● Aim of the task
Print all entries precisely as they are written.

(Dataset items)
★ ★ ★ ★

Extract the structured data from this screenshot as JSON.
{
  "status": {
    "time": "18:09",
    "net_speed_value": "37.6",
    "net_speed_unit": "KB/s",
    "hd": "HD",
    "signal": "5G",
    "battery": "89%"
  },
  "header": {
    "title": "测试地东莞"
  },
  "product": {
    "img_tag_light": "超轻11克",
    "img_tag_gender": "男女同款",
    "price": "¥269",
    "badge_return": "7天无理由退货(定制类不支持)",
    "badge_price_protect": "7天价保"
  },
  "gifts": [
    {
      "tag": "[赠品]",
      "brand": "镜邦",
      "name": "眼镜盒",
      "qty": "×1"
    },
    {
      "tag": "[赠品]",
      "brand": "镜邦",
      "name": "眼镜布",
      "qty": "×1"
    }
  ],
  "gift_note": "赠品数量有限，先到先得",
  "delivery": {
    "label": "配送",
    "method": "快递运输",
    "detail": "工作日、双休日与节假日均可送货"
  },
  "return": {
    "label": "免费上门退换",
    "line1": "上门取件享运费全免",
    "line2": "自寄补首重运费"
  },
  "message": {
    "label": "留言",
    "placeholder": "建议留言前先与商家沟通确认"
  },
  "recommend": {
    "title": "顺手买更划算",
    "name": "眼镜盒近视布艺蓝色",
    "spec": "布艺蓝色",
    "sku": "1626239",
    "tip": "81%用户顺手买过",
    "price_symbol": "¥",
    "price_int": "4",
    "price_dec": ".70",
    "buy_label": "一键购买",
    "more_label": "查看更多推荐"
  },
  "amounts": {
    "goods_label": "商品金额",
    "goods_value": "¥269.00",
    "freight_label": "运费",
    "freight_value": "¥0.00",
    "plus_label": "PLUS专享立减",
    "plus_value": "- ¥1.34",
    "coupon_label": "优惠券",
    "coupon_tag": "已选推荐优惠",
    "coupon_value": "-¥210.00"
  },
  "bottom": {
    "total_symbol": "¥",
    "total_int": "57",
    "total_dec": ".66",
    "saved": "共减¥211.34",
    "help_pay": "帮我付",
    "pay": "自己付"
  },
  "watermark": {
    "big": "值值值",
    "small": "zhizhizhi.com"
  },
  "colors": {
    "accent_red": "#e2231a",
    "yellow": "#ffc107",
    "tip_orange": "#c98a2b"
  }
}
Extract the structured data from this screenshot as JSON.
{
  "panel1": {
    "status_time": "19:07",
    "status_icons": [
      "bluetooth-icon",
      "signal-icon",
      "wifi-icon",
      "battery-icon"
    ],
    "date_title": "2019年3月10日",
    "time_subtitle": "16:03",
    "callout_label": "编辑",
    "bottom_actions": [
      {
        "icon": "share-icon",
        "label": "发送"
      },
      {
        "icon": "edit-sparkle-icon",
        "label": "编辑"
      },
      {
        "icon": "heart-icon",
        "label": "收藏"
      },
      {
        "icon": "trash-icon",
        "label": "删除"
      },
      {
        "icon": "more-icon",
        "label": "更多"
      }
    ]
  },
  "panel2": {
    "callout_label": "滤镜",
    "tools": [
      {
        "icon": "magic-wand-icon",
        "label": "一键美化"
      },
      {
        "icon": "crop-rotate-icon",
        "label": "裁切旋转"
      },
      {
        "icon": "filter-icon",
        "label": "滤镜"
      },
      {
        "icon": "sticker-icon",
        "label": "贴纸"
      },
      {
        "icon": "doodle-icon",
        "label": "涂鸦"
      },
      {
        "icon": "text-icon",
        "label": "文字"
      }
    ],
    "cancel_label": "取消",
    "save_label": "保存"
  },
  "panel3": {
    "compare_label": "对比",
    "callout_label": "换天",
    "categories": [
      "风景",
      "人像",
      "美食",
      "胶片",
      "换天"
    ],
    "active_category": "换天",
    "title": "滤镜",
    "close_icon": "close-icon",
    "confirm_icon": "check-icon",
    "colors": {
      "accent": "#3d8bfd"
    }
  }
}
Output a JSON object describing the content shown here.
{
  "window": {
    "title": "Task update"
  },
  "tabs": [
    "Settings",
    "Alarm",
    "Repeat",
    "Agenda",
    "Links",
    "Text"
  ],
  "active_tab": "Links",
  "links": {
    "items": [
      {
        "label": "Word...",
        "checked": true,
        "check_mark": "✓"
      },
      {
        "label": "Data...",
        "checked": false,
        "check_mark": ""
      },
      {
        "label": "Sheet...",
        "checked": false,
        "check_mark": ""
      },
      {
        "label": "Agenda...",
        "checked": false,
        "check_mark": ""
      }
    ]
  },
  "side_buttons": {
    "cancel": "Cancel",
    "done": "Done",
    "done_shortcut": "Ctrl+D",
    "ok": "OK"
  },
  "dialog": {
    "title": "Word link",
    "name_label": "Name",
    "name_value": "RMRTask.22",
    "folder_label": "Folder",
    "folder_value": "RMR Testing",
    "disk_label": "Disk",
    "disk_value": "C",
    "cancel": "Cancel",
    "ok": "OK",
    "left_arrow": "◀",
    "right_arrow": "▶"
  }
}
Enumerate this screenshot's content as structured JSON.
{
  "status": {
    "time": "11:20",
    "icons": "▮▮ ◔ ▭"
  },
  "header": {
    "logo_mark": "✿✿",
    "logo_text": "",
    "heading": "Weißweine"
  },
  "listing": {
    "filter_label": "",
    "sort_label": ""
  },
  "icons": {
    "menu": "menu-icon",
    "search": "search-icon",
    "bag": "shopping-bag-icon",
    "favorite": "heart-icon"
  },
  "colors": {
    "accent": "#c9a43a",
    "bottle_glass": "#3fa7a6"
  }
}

★ ★ ★ ★

● The answer
Extract the structured data from this screenshot as JSON.
{
  "status": {
    "time": "18:09",
    "net_speed_value": "37.6",
    "net_speed_unit": "KB/s",
    "hd": "HD",
    "signal": "5G",
    "battery": "89%"
  },
  "header": {
    "title": "测试地东莞"
  },
  "product": {
    "img_tag_light": "超轻11克",
    "img_tag_gender": "男女同款",
    "price": "¥269",
    "badge_return": "7天无理由退货(定制类不支持)",
    "badge_price_protect": "7天价保"
  },
  "gifts": [
    {
      "tag": "[赠品]",
      "brand": "镜邦",
      "name": "眼镜盒",
      "qty": "×1"
    },
    {
      "tag": "[赠品]",
      "brand": "镜邦",
      "name": "眼镜布",
      "qty": "×1"
    }
  ],
  "gift_note": "赠品数量有限，先到先得",
  "delivery": {
    "label": "配送",
    "method": "快递运输",
    "detail": "工作日、双休日与节假日均可送货"
  },
  "return": {
    "label": "免费上门退换",
    "line1": "上门取件享运费全免",
    "line2": "自寄补首重运费"
  },
  "message": {
    "label": "留言",
    "placeholder": "建议留言前先与商家沟通确认"
  },
  "recommend": {
    "title": "顺手买更划算",
    "name": "眼镜盒近视布艺蓝色",
    "spec": "布艺蓝色",
    "sku": "1626239",
    "tip": "81%用户顺手买过",
    "price_symbol": "¥",
    "price_int": "4",
    "price_dec": ".70",
    "buy_label": "一键购买",
    "more_label": "查看更多推荐"
  },
  "amounts": {
    "goods_label": "商品金额",
    "goods_value": "¥269.00",
    "freight_label": "运费",
    "freight_value": "¥0.00",
    "plus_label": "PLUS专享立减",
    "plus_value": "- ¥1.34",
    "coupon_label": "优惠券",
    "coupon_tag": "已选推荐优惠",
    "coupon_value": "-¥210.00"
  },
  "bottom": {
    "total_symbol": "¥",
    "total_int": "57",
    "total_dec": ".66",
    "saved": "共减¥211.34",
    "help_pay": "帮我付",
    "pay": "自己付"
  },
  "watermark": {
    "big": "值值值",
    "small": "zhizhizhi.com"
  },
  "colors": {
    "accent_red": "#e2231a",
    "yellow": "#ffc107",
    "tip_orange": "#c98a2b"
  }
}
Extract the structured data from this screenshot as JSON.
{
  "panel1": {
    "status_time": "19:07",
    "status_icons": [
      "bluetooth-icon",
      "signal-icon",
      "wifi-icon",
      "battery-icon"
    ],
    "date_title": "2019年3月10日",
    "time_subtitle": "16:03",
    "callout_label": "编辑",
    "bottom_actions": [
      {
        "icon": "share-icon",
        "label": "发送"
      },
      {
        "icon": "edit-sparkle-icon",
        "label": "编辑"
      },
      {
        "icon": "heart-icon",
        "label": "收藏"
      },
      {
        "icon": "trash-icon",
        "label": "删除"
      },
      {
        "icon": "more-icon",
        "label": "更多"
      }
    ]
  },
  "panel2": {
    "callout_label": "滤镜",
    "tools": [
      {
        "icon": "magic-wand-icon",
        "label": "一键美化"
      },
      {
        "icon": "crop-rotate-icon",
        "label": "裁切旋转"
      },
      {
        "icon": "filter-icon",
        "label": "滤镜"
      },
      {
        "icon": "sticker-icon",
        "label": "贴纸"
      },
      {
        "icon": "doodle-icon",
        "label": "涂鸦"
      },
      {
        "icon": "text-icon",
        "label": "文字"
      }
    ],
    "cancel_label": "取消",
    "save_label": "保存"
  },
  "panel3": {
    "compare_label": "对比",
    "callout_label": "换天",
    "categories": [
      "风景",
      "人像",
      "美食",
      "胶片",
      "换天"
    ],
    "active_category": "换天",
    "title": "滤镜",
    "close_icon": "close-icon",
    "confirm_icon": "check-icon",
    "colors": {
      "accent": "#3d8bfd"
    }
  }
}
Output a JSON object describing the content shown here.
{
  "window": {
    "title": "Task update"
  },
  "tabs": [
    "Settings",
    "Alarm",
    "Repeat",
    "Agenda",
    "Links",
    "Text"
  ],
  "active_tab": "Links",
  "links": {
    "items": [
      {
        "label": "Word...",
        "checked": true,
        "check_mark": "✓"
      },
      {
        "label": "Data...",
        "checked": false,
        "check_mark": ""
      },
      {
        "label": "Sheet...",
        "checked": false,
        "check_mark": ""
      },
      {
        "label": "Agenda...",
        "checked": false,
        "check_mark": ""
      }
    ]
  },
  "side_buttons": {
    "cancel": "Cancel",
    "done": "Done",
    "done_shortcut": "Ctrl+D",
    "ok": "OK"
  },
  "dialog": {
    "title": "Word link",
    "name_label": "Name",
    "name_value": "RMRTask.22",
    "folder_label": "Folder",
    "folder_value": "RMR Testing",
    "disk_label": "Disk",
    "disk_value": "C",
    "cancel": "Cancel",
    "ok": "OK",
    "left_arrow": "◀",
    "right_arrow": "▶"
  }
}
Enumerate this screenshot's content as structured JSON.
{
  "status": {
    "time": "11:20",
    "icons": "▮▮ ◔ ▭"
  },
  "header": {
    "logo_mark": "✿✿",
    "logo_text": "",
    "heading": "Weißweine"
  },
  "listing": {
    "filter_label": "",
    "sort_label": ""
  },
  "icons": {
    "menu": "menu-icon",
    "search": "search-icon",
    "bag": "shopping-bag-icon",
    "favorite": "heart-icon"
  },
  "colors": {
    "accent": "#c9a43a",
    "bottle_glass": "#3fa7a6"
  }
}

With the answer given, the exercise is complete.